> _Work to do_
Quote every line of the material beneath this one.

> _Supplied records_

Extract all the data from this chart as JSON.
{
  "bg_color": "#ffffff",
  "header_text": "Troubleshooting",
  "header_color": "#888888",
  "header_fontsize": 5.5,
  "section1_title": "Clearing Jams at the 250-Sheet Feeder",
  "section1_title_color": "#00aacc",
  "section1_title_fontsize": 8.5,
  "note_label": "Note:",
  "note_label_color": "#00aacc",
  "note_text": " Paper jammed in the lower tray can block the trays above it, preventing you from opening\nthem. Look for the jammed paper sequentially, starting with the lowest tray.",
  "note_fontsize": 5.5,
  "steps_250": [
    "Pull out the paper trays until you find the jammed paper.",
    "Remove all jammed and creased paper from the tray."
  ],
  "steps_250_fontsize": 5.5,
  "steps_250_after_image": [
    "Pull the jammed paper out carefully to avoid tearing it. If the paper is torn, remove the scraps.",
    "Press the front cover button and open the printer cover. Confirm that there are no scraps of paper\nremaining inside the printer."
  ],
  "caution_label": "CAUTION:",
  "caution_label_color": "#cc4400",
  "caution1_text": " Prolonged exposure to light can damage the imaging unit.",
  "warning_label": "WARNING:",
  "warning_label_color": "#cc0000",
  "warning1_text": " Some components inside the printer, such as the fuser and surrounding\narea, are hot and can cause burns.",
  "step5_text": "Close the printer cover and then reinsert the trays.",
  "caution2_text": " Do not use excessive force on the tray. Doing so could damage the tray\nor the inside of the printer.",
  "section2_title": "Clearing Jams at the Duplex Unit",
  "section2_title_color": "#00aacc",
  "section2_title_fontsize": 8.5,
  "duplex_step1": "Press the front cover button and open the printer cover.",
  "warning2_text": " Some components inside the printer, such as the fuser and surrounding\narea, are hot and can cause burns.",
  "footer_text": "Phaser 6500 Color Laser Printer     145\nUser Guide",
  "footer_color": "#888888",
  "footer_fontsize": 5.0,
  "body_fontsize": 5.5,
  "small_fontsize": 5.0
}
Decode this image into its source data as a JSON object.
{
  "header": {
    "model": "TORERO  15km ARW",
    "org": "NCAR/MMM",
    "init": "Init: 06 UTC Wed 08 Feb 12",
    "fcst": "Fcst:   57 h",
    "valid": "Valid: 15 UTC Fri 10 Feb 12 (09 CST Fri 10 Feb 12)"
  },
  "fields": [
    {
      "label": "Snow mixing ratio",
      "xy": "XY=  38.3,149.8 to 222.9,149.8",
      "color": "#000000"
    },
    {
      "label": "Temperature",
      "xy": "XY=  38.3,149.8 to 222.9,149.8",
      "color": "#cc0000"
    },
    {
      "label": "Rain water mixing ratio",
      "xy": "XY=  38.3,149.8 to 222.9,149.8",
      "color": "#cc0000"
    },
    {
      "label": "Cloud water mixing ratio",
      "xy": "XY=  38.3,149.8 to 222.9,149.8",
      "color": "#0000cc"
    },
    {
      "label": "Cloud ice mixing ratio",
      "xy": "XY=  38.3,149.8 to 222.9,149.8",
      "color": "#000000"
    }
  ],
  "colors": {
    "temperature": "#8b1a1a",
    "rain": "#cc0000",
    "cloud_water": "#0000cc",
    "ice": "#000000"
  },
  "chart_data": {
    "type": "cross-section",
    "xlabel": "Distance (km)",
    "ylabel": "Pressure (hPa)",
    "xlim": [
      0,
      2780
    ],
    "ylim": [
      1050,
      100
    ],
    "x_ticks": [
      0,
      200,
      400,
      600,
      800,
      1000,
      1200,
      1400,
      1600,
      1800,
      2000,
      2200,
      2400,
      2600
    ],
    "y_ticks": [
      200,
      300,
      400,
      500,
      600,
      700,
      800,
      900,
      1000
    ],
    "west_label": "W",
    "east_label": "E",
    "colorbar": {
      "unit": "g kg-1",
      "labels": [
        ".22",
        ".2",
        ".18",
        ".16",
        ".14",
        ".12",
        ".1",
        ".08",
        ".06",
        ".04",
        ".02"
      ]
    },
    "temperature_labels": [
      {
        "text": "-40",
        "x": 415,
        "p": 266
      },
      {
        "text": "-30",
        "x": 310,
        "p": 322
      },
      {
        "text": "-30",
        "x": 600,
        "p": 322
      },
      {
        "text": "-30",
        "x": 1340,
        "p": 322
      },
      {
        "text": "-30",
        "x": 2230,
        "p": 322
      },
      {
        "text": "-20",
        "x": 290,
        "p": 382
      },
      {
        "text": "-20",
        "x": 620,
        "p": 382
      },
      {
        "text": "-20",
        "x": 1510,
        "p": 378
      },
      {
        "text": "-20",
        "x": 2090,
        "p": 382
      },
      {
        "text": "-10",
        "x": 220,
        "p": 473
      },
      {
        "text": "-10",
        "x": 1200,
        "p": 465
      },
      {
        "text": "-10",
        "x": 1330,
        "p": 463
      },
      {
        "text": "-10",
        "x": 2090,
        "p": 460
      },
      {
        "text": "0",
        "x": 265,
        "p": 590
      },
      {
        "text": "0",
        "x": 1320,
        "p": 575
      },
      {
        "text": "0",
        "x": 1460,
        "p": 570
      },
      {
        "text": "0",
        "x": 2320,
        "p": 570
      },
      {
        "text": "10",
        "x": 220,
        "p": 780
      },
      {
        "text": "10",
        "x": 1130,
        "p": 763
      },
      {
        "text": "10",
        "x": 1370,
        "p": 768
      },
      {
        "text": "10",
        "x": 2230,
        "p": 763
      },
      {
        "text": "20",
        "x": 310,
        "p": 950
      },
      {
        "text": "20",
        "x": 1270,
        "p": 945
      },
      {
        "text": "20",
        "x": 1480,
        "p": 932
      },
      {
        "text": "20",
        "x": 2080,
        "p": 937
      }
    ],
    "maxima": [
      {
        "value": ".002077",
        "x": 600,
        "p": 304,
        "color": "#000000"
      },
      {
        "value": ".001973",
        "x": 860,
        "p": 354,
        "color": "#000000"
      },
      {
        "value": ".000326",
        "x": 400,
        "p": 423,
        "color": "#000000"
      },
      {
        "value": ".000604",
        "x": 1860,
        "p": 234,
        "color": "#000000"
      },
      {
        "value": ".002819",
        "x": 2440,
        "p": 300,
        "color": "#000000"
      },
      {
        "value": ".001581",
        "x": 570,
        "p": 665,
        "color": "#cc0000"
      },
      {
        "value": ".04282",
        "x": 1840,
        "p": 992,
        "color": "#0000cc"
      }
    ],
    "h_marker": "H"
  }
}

> _Worked answer_
Extract all the data from this chart as JSON.
{
  "bg_color": "#ffffff",
  "header_text": "Troubleshooting",
  "header_color": "#888888",
  "header_fontsize": 5.5,
  "section1_title": "Clearing Jams at the 250-Sheet Feeder",
  "section1_title_color": "#00aacc",
  "section1_title_fontsize": 8.5,
  "note_label": "Note:",
  "note_label_color": "#00aacc",
  "note_text": " Paper jammed in the lower tray can block the trays above it, preventing you from opening\nthem. Look for the jammed paper sequentially, starting with the lowest tray.",
  "note_fontsize": 5.5,
  "steps_250": [
    "Pull out the paper trays until you find the jammed paper.",
    "Remove all jammed and creased paper from the tray."
  ],
  "steps_250_fontsize": 5.5,
  "steps_250_after_image": [
    "Pull the jammed paper out carefully to avoid tearing it. If the paper is torn, remove the scraps.",
    "Press the front cover button and open the printer cover. Confirm that there are no scraps of paper\nremaining inside the printer."
  ],
  "caution_label": "CAUTION:",
  "caution_label_color": "#cc4400",
  "caution1_text": " Prolonged exposure to light can damage the imaging unit.",
  "warning_label": "WARNING:",
  "warning_label_color": "#cc0000",
  "warning1_text": " Some components inside the printer, such as the fuser and surrounding\narea, are hot and can cause burns.",
  "step5_text": "Close the printer cover and then reinsert the trays.",
  "caution2_text": " Do not use excessive force on the tray. Doing so could damage the tray\nor the inside of the printer.",
  "section2_title": "Clearing Jams at the Duplex Unit",
  "section2_title_color": "#00aacc",
  "section2_title_fontsize": 8.5,
  "duplex_step1": "Press the front cover button and open the printer cover.",
  "warning2_text": " Some components inside the printer, such as the fuser and surrounding\narea, are hot and can cause burns.",
  "footer_text": "Phaser 6500 Color Laser Printer     145\nUser Guide",
  "footer_color": "#888888",
  "footer_fontsize": 5.0,
  "body_fontsize": 5.5,
  "small_fontsize": 5.0
}
Decode this image into its source data as a JSON object.
{
  "header": {
    "model": "TORERO  15km ARW",
    "org": "NCAR/MMM",
    "init": "Init: 06 UTC Wed 08 Feb 12",
    "fcst": "Fcst:   57 h",
    "valid": "Valid: 15 UTC Fri 10 Feb 12 (09 CST Fri 10 Feb 12)"
  },
  "fields": [
    {
      "label": "Snow mixing ratio",
      "xy": "XY=  38.3,149.8 to 222.9,149.8",
      "color": "#000000"
    },
    {
      "label": "Temperature",
      "xy": "XY=  38.3,149.8 to 222.9,149.8",
      "color": "#cc0000"
    },
    {
      "label": "Rain water mixing ratio",
      "xy": "XY=  38.3,149.8 to 222.9,149.8",
      "color": "#cc0000"
    },
    {
      "label": "Cloud water mixing ratio",
      "xy": "XY=  38.3,149.8 to 222.9,149.8",
      "color": "#0000cc"
    },
    {
      "label": "Cloud ice mixing ratio",
      "xy": "XY=  38.3,149.8 to 222.9,149.8",
      "color": "#000000"
    }
  ],
  "colors": {
    "temperature": "#8b1a1a",
    "rain": "#cc0000",
    "cloud_water": "#0000cc",
    "ice": "#000000"
  },
  "chart_data": {
    "type": "cross-section",
    "xlabel": "Distance (km)",
    "ylabel": "Pressure (hPa)",
    "xlim": [
      0,
      2780
    ],
    "ylim": [
      1050,
      100
    ],
    "x_ticks": [
      0,
      200,
      400,
      600,
      800,
      1000,
      1200,
      1400,
      1600,
      1800,
      2000,
      2200,
      2400,
      2600
    ],
    "y_ticks": [
      200,
      300,
      400,
      500,
      600,
      700,
      800,
      900,
      1000
    ],
    "west_label": "W",
    "east_label": "E",
    "colorbar": {
      "unit": "g kg-1",
      "labels": [
        ".22",
        ".2",
        ".18",
        ".16",
        ".14",
        ".12",
        ".1",
        ".08",
        ".06",
        ".04",
        ".02"
      ]
    },
    "temperature_labels": [
      {
        "text": "-40",
        "x": 415,
        "p": 266
      },
      {
        "text": "-30",
        "x": 310,
        "p": 322
      },
      {
        "text": "-30",
        "x": 600,
        "p": 322
      },
      {
        "text": "-30",
        "x": 1340,
        "p": 322
      },
      {
        "text": "-30",
        "x": 2230,
        "p": 322
      },
      {
        "text": "-20",
        "x": 290,
        "p": 382
      },
      {
        "text": "-20",
        "x": 620,
        "p": 382
      },
      {
        "text": "-20",
        "x": 1510,
        "p": 378
      },
      {
        "text": "-20",
        "x": 2090,
        "p": 382
      },
      {
        "text": "-10",
        "x": 220,
        "p": 473
      },
      {
        "text": "-10",
        "x": 1200,
        "p": 465
      },
      {
        "text": "-10",
        "x": 1330,
        "p": 463
      },
      {
        "text": "-10",
        "x": 2090,
        "p": 460
      },
      {
        "text": "0",
        "x": 265,
        "p": 590
      },
      {
        "text": "0",
        "x": 1320,
        "p": 575
      },
      {
        "text": "0",
        "x": 1460,
        "p": 570
      },
      {
        "text": "0",
        "x": 2320,
        "p": 570
      },
      {
        "text": "10",
        "x": 220,
        "p": 780
      },
      {
        "text": "10",
        "x": 1130,
        "p": 763
      },
      {
        "text": "10",
        "x": 1370,
        "p": 768
      },
      {
        "text": "10",
        "x": 2230,
        "p": 763
      },
      {
        "text": "20",
        "x": 310,
        "p": 950
      },
      {
        "text": "20",
        "x": 1270,
        "p": 945
      },
      {
        "text": "20",
        "x": 1480,
        "p": 932
      },
      {
        "text": "20",
        "x": 2080,
        "p": 937
      }
    ],
    "maxima": [
      {
        "value": ".002077",
        "x": 600,
        "p": 304,
        "color": "#000000"
      },
      {
        "value": ".001973",
        "x": 860,
        "p": 354,
        "color": "#000000"
      },
      {
        "value": ".000326",
        "x": 400,
        "p": 423,
        "color": "#000000"
      },
      {
        "value": ".000604",
        "x": 1860,
        "p": 234,
        "color": "#000000"
      },
      {
        "value": ".002819",
        "x": 2440,
        "p": 300,
        "color": "#000000"
      },
      {
        "value": ".001581",
        "x": 570,
        "p": 665,
        "color": "#cc0000"
      },
      {
        "value": ".04282",
        "x": 1840,
        "p": 992,
        "color": "#0000cc"
      }
    ],
    "h_marker": "H"
  }
}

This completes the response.